======== Raw data ========

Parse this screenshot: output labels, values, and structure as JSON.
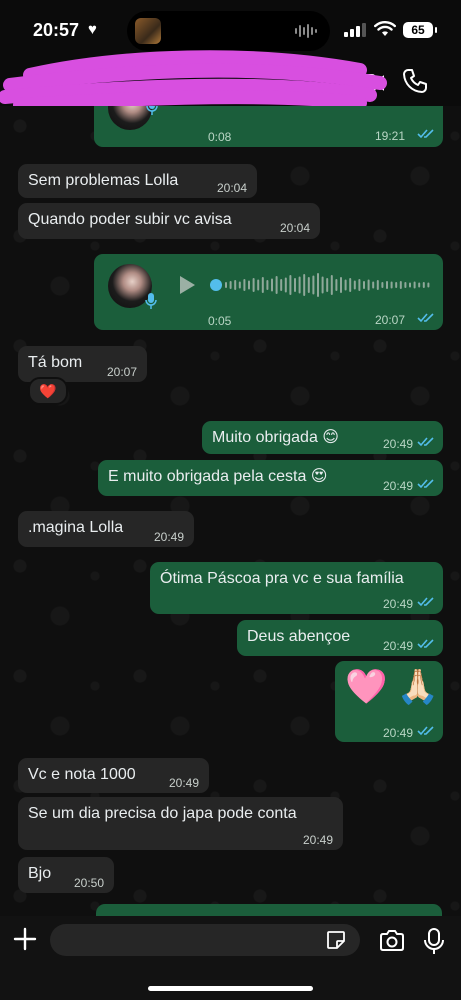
{
  "status_bar": {
    "time": "20:57",
    "battery": "65"
  },
  "messages": [
    {
      "id": "m0",
      "dir": "out",
      "type": "voice",
      "duration": "0:08",
      "time": "19:21"
    },
    {
      "id": "m1",
      "dir": "in",
      "text": "Sem problemas Lolla",
      "time": "20:04"
    },
    {
      "id": "m2",
      "dir": "in",
      "text": "Quando poder subir vc avisa",
      "time": "20:04"
    },
    {
      "id": "m3",
      "dir": "out",
      "type": "voice",
      "duration": "0:05",
      "time": "20:07"
    },
    {
      "id": "m4",
      "dir": "in",
      "text": "Tá bom",
      "time": "20:07",
      "reaction": "❤️"
    },
    {
      "id": "m5",
      "dir": "out",
      "text": "Muito obrigada 😊",
      "time": "20:49"
    },
    {
      "id": "m6",
      "dir": "out",
      "text": "E muito obrigada pela cesta 😍",
      "time": "20:49"
    },
    {
      "id": "m7",
      "dir": "in",
      "text": ".magina Lolla",
      "time": "20:49"
    },
    {
      "id": "m8",
      "dir": "out",
      "text": "Ótima Páscoa pra vc e sua família",
      "time": "20:49"
    },
    {
      "id": "m9",
      "dir": "out",
      "text": "Deus abençoe",
      "time": "20:49"
    },
    {
      "id": "m10",
      "dir": "out",
      "text": "🩷 🙏🏻",
      "time": "20:49"
    },
    {
      "id": "m11",
      "dir": "in",
      "text": "Vc e nota 1000",
      "time": "20:49"
    },
    {
      "id": "m12",
      "dir": "in",
      "text": "Se um dia precisa do japa pode conta",
      "time": "20:49"
    },
    {
      "id": "m13",
      "dir": "in",
      "text": "Bjo",
      "time": "20:50"
    }
  ],
  "colors": {
    "incoming": "#262626",
    "outgoing": "#1b5e3b",
    "read_ticks": "#53bdeb"
  }
}
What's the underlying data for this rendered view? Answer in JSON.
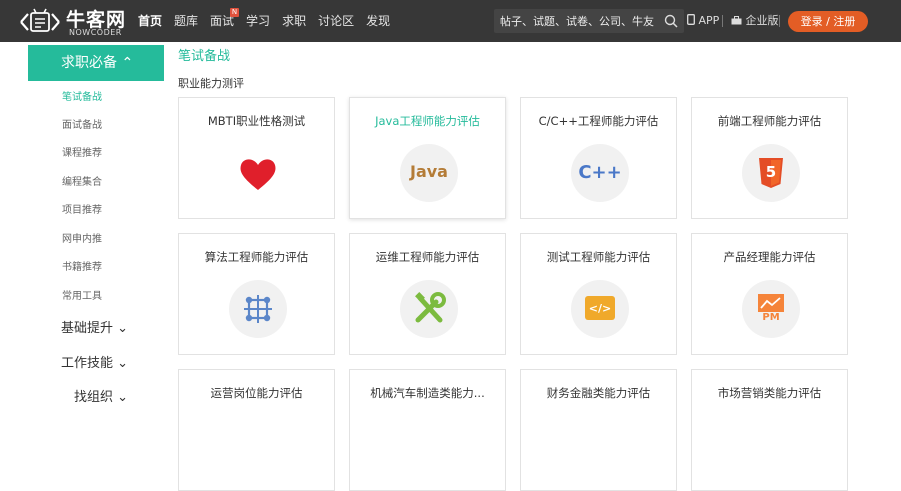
{
  "logo": {
    "name_cn": "牛客网",
    "name_en": "NOWCODER"
  },
  "nav": {
    "items": [
      {
        "label": "首页",
        "active": true
      },
      {
        "label": "题库"
      },
      {
        "label": "面试",
        "badge": "N"
      },
      {
        "label": "学习"
      },
      {
        "label": "求职"
      },
      {
        "label": "讨论区"
      },
      {
        "label": "发现"
      }
    ],
    "search_placeholder": "帖子、试题、试卷、公司、牛友",
    "app_label": "APP",
    "enterprise_label": "企业版",
    "login_label": "登录 / 注册"
  },
  "sidebar": {
    "header": "求职必备 ⌃",
    "items": [
      "笔试备战",
      "面试备战",
      "课程推荐",
      "编程集合",
      "项目推荐",
      "网申内推",
      "书籍推荐",
      "常用工具"
    ],
    "groups": [
      "基础提升 ⌄",
      "工作技能 ⌄",
      "找组织 ⌄"
    ]
  },
  "main": {
    "breadcrumb": "笔试备战",
    "section_title": "职业能力测评",
    "cards": [
      {
        "title": "MBTI职业性格测试",
        "icon": "heart-icon",
        "color": "#e01f2b"
      },
      {
        "title": "Java工程师能力评估",
        "icon": "java-icon",
        "icon_text": "Java",
        "color": "#b47c37"
      },
      {
        "title": "C/C++工程师能力评估",
        "icon": "cpp-icon",
        "icon_text": "C++",
        "color": "#4a78c8"
      },
      {
        "title": "前端工程师能力评估",
        "icon": "html5-icon",
        "icon_text": "5",
        "color": "#e44d26"
      },
      {
        "title": "算法工程师能力评估",
        "icon": "algorithm-icon",
        "color": "#5b86c9"
      },
      {
        "title": "运维工程师能力评估",
        "icon": "wrench-icon",
        "color": "#7cbb3f"
      },
      {
        "title": "测试工程师能力评估",
        "icon": "code-icon",
        "icon_text": "</>",
        "color": "#f0a92b"
      },
      {
        "title": "产品经理能力评估",
        "icon": "pm-icon",
        "icon_text": "PM",
        "color": "#f5843a"
      },
      {
        "title": "运营岗位能力评估"
      },
      {
        "title": "机械汽车制造类能力..."
      },
      {
        "title": "财务金融类能力评估"
      },
      {
        "title": "市场营销类能力评估"
      }
    ]
  }
}
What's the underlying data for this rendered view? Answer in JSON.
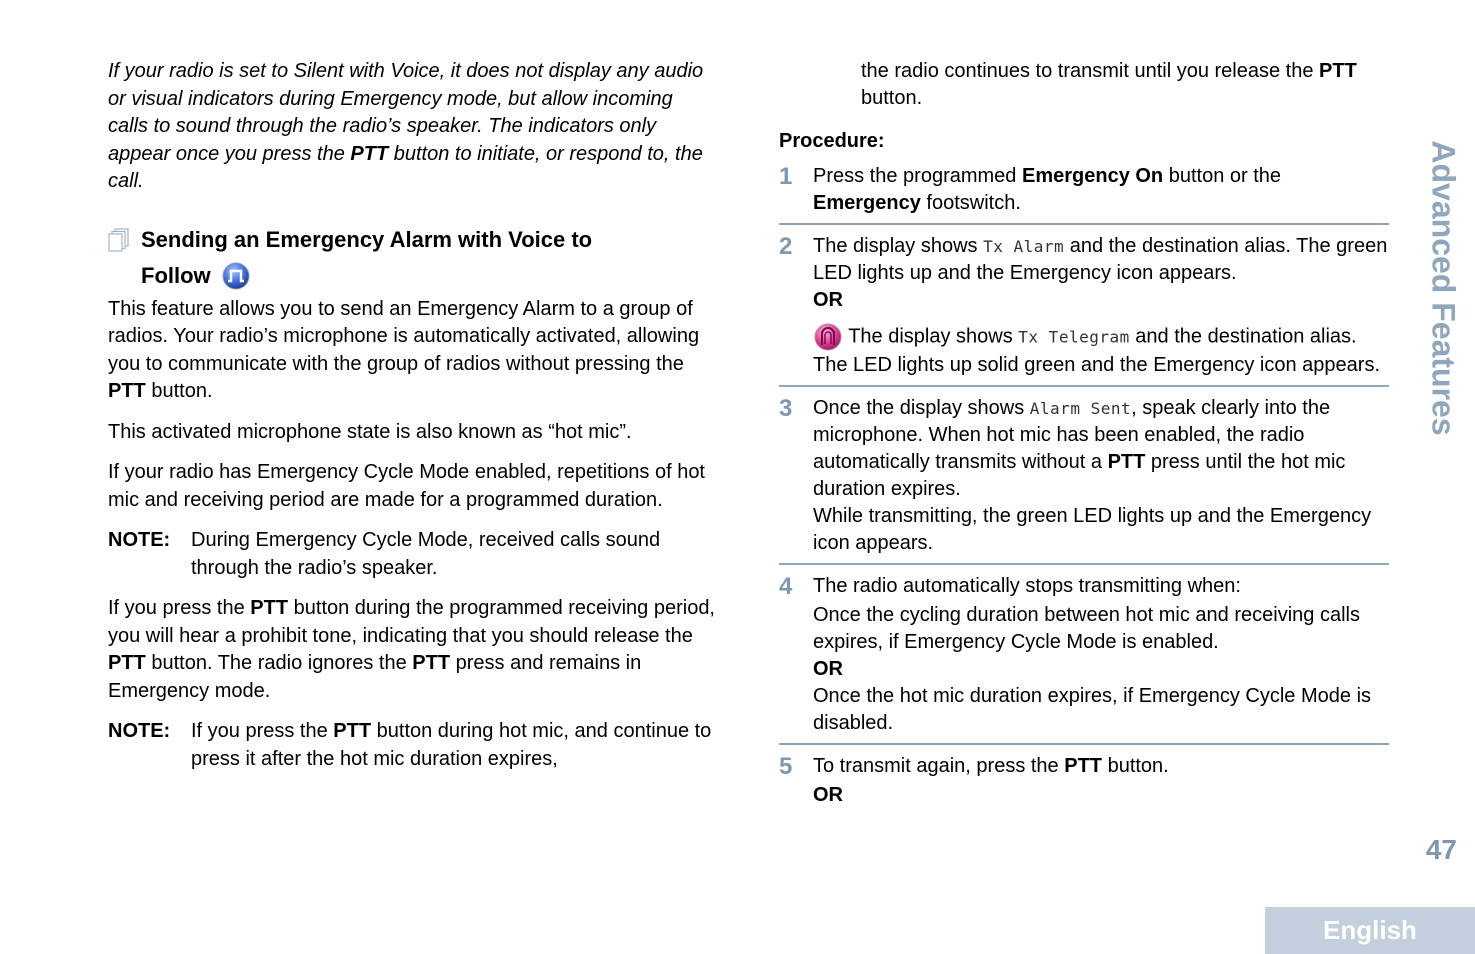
{
  "left_column": {
    "intro_italic": "If your radio is set to Silent with Voice, it does not display any audio or visual indicators during Emergency mode, but allow incoming calls to sound through the radio’s speaker. The indicators only appear once you press the ",
    "intro_italic_bold": "PTT",
    "intro_italic_end": " button to initiate, or respond to, the call.",
    "heading_line1": "Sending an Emergency Alarm with Voice to",
    "heading_line2": "Follow",
    "para1_a": "This feature allows you to send an Emergency Alarm to a group of radios. Your radio’s microphone is automatically activated, allowing you to communicate with the group of radios without pressing the ",
    "para1_bold": "PTT",
    "para1_b": " button.",
    "para2": "This activated microphone state is also known as “hot mic”.",
    "para3": "If your radio has Emergency Cycle Mode enabled, repetitions of hot mic and receiving period are made for a programmed duration.",
    "note1_label": "NOTE:",
    "note1_text": "During Emergency Cycle Mode, received calls sound through the radio’s speaker.",
    "para4_a": "If you press the ",
    "para4_b1": "PTT",
    "para4_c": " button during the programmed receiving period, you will hear a prohibit tone, indicating that you should release the ",
    "para4_b2": "PTT",
    "para4_d": " button. The radio ignores the ",
    "para4_b3": "PTT",
    "para4_e": " press and remains in Emergency mode.",
    "note2_label": "NOTE:",
    "note2_a": "If you press the ",
    "note2_bold": "PTT",
    "note2_b": " button during hot mic, and continue to press it after the hot mic duration expires,"
  },
  "right_column": {
    "cont_a": "the radio continues to transmit until you release the ",
    "cont_bold": "PTT",
    "cont_b": " button.",
    "procedure_label": "Procedure:",
    "steps": [
      {
        "num": "1",
        "a": "Press the programmed ",
        "b1": "Emergency On",
        "c": " button or the ",
        "b2": "Emergency",
        "d": " footswitch."
      },
      {
        "num": "2",
        "a": "The display shows ",
        "mono": "Tx Alarm",
        "b": " and the destination alias. The green LED lights up and the Emergency icon appears.",
        "or": "OR",
        "tele_a": " The display shows ",
        "tele_mono": "Tx Telegram",
        "tele_b": " and the destination alias. The LED lights up solid green and the Emergency icon appears."
      },
      {
        "num": "3",
        "a": "Once the display shows ",
        "mono": "Alarm Sent",
        "b": ", speak clearly into the microphone. When hot mic has been enabled, the radio automatically transmits without a ",
        "bold": "PTT",
        "c": " press until the hot mic duration expires.",
        "d": "While transmitting, the green LED lights up and the Emergency icon appears."
      },
      {
        "num": "4",
        "a": "The radio automatically stops transmitting when:",
        "b": "Once the cycling duration between hot mic and receiving calls expires, if Emergency Cycle Mode is enabled.",
        "or": "OR",
        "c": "Once the hot mic duration expires, if Emergency Cycle Mode is disabled."
      },
      {
        "num": "5",
        "a": "To transmit again, press the ",
        "bold": "PTT",
        "b": " button.",
        "or": "OR"
      }
    ]
  },
  "side_tab": "Advanced Features",
  "page_number": "47",
  "language_tab": "English",
  "icons": {
    "heading_icon": "document-stack-icon",
    "follow_icon": "voice-to-follow-icon",
    "telegram_icon": "emergency-telegram-icon"
  },
  "colors": {
    "accent": "#8fa6bd",
    "step_number": "#7f97b0",
    "language_tab_bg": "#c3cfdc"
  }
}
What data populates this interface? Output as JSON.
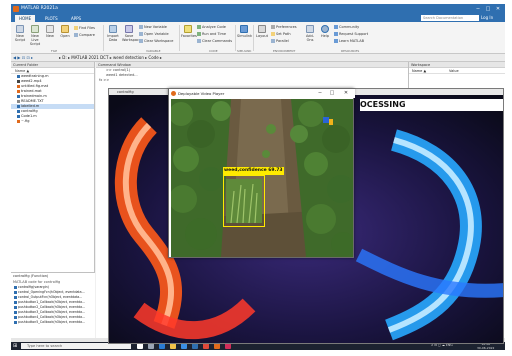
{
  "window": {
    "title": "MATLAB R2021a",
    "minimize": "─",
    "maximize": "□",
    "close": "✕"
  },
  "ribbon_tabs": [
    {
      "label": "HOME",
      "active": true
    },
    {
      "label": "PLOTS",
      "active": false
    },
    {
      "label": "APPS",
      "active": false
    }
  ],
  "search_docs": {
    "placeholder": "Search Documentation"
  },
  "user": {
    "name": "Log In"
  },
  "ribbon": {
    "buttons": [
      {
        "label": "New Script"
      },
      {
        "label": "New Live Script"
      },
      {
        "label": "New"
      },
      {
        "label": "Open"
      },
      {
        "label": "Compare"
      },
      {
        "label": "Import Data"
      },
      {
        "label": "Save Workspace"
      }
    ],
    "variable": {
      "new": "New Variable",
      "open": "Open Variable",
      "clear": "Clear Workspace"
    },
    "favorites": "Favorites",
    "code": {
      "analyze": "Analyze Code",
      "run_time": "Run and Time",
      "clear_cmds": "Clear Commands"
    },
    "simulink": "Simulink",
    "layout": "Layout",
    "env": {
      "preferences": "Preferences",
      "set_path": "Set Path",
      "parallel": "Parallel"
    },
    "addons": "Add-Ons",
    "help": "Help",
    "resources": {
      "community": "Community",
      "support": "Request Support",
      "learn": "Learn MATLAB"
    },
    "sections": {
      "file": "FILE",
      "variable": "VARIABLE",
      "code": "CODE",
      "simulink": "SIMULINK",
      "environment": "ENVIRONMENT",
      "resources": "RESOURCES"
    }
  },
  "address_bar": {
    "nav_icons": "◀ ▶ ⊡ ⊡ ▸",
    "path": "▸ D: ▸ MATLAB 2021 DCT ▸ weed detection ▸ Code ▸"
  },
  "current_folder": {
    "title": "Current Folder",
    "column": "Name ▲",
    "files": [
      {
        "name": "weedtraining.m",
        "selected": false,
        "color": "#2f6fb0"
      },
      {
        "name": "weed2.mp4",
        "selected": false,
        "color": "#444"
      },
      {
        "name": "untitled.fig.mat",
        "selected": false,
        "color": "#e06a1c"
      },
      {
        "name": "trained.mat",
        "selected": false,
        "color": "#e06a1c"
      },
      {
        "name": "trainedmain.m",
        "selected": false,
        "color": "#2f6fb0"
      },
      {
        "name": "README.TXT",
        "selected": false,
        "color": "#888"
      },
      {
        "name": "labelled.m",
        "selected": true,
        "color": "#2f6fb0"
      },
      {
        "name": "controlfig",
        "selected": false,
        "color": "#2f6fb0"
      },
      {
        "name": "Code1.m",
        "selected": false,
        "color": "#2f6fb0"
      },
      {
        "name": "~.fig",
        "selected": false,
        "color": "#e06a1c"
      }
    ]
  },
  "details": {
    "title": "controlfig  (Function)",
    "func": "MATLAB code for controlfig",
    "items": [
      "controlfig(varargin)",
      "control_OpeningFcn(hObject, eventdata...",
      "control_OutputFcn(hObject, eventdata...",
      "pushbutton1_Callback(hObject, eventda...",
      "pushbutton2_Callback(hObject, eventda...",
      "pushbutton3_Callback(hObject, eventda...",
      "pushbutton4_Callback(hObject, eventda...",
      "pushbutton5_Callback(hObject, eventda..."
    ]
  },
  "command_window": {
    "title": "Command Window",
    "lines": [
      ">> control(1)",
      "weed1  detected..."
    ],
    "prompt": "fx >>"
  },
  "workspace": {
    "title": "Workspace",
    "col_name": "Name ▲",
    "col_value": "Value"
  },
  "figure": {
    "title": "controlfig",
    "banner": "OCESSING"
  },
  "video_player": {
    "title": "Deployable Video Player",
    "minimize": "─",
    "maximize": "□",
    "close": "✕"
  },
  "detection": {
    "label": "weed,confidence 69.73",
    "confidence": 69.73,
    "class": "weed"
  },
  "taskbar": {
    "start": "⊞",
    "search_placeholder": "Type here to search",
    "tray": "∧ ⊡ ◻ ☁ ENG",
    "time": "18:26",
    "date": "30-06-2022"
  },
  "colors": {
    "matlab_blue": "#2f6fb0",
    "box_yellow": "#ffea00",
    "taskbar": "#1c2230"
  }
}
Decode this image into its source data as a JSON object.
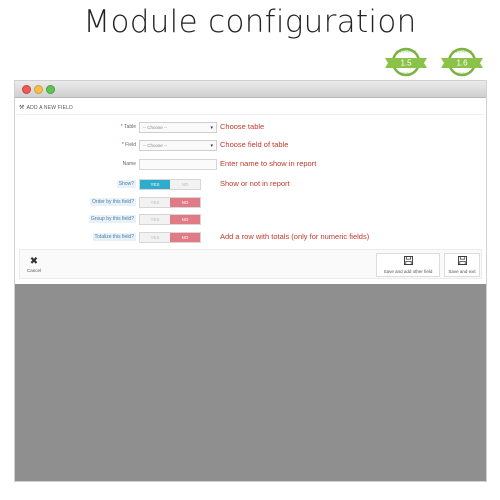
{
  "page_title": "Module configuration",
  "badges": [
    "1.5",
    "1.6"
  ],
  "badge_text": "PRESTASHOP",
  "badge_ribbon": "READY",
  "panel": {
    "heading": "ADD A NEW FIELD",
    "heading_icon": "tool-icon"
  },
  "fields": {
    "table": {
      "label": "Table",
      "select_value": "-- Choose --",
      "annotation": "Choose table"
    },
    "field": {
      "label": "Field",
      "select_value": "-- Choose --",
      "annotation": "Choose field of table"
    },
    "name": {
      "label": "Name",
      "value": "",
      "annotation": "Enter name to show in report"
    },
    "show": {
      "label": "Show?",
      "yes": "YES",
      "no": "NO",
      "selected": "YES",
      "annotation": "Show or not in report"
    },
    "order": {
      "label": "Order by this field?",
      "yes": "YES",
      "no": "NO",
      "selected": "NO"
    },
    "group": {
      "label": "Group by this field?",
      "yes": "YES",
      "no": "NO",
      "selected": "NO"
    },
    "totalize": {
      "label": "Totalize this field?",
      "yes": "YES",
      "no": "NO",
      "selected": "NO",
      "annotation": "Add a row with totals (only for numeric fields)"
    }
  },
  "footer": {
    "cancel": "Cancel",
    "save_add": "Save and add other field",
    "save_exit": "Save and exit"
  },
  "colors": {
    "toggle_yes": "#2eacce",
    "toggle_no": "#e07b85",
    "annotation": "#c0392b",
    "badge_green": "#7cb342"
  }
}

========

* Problem description *
List all lines above in which the string "JSON" appears.

* Expected answer *
Parse this screenshot: output labels, values, and structure as JSON.
What's the underlying data for this rendered view? Answer in JSON.
What's the underlying data for this rendered view? Answer in JSON.
What data populates this interface? Output as JSON.
Decode this image into its source data as a JSON object.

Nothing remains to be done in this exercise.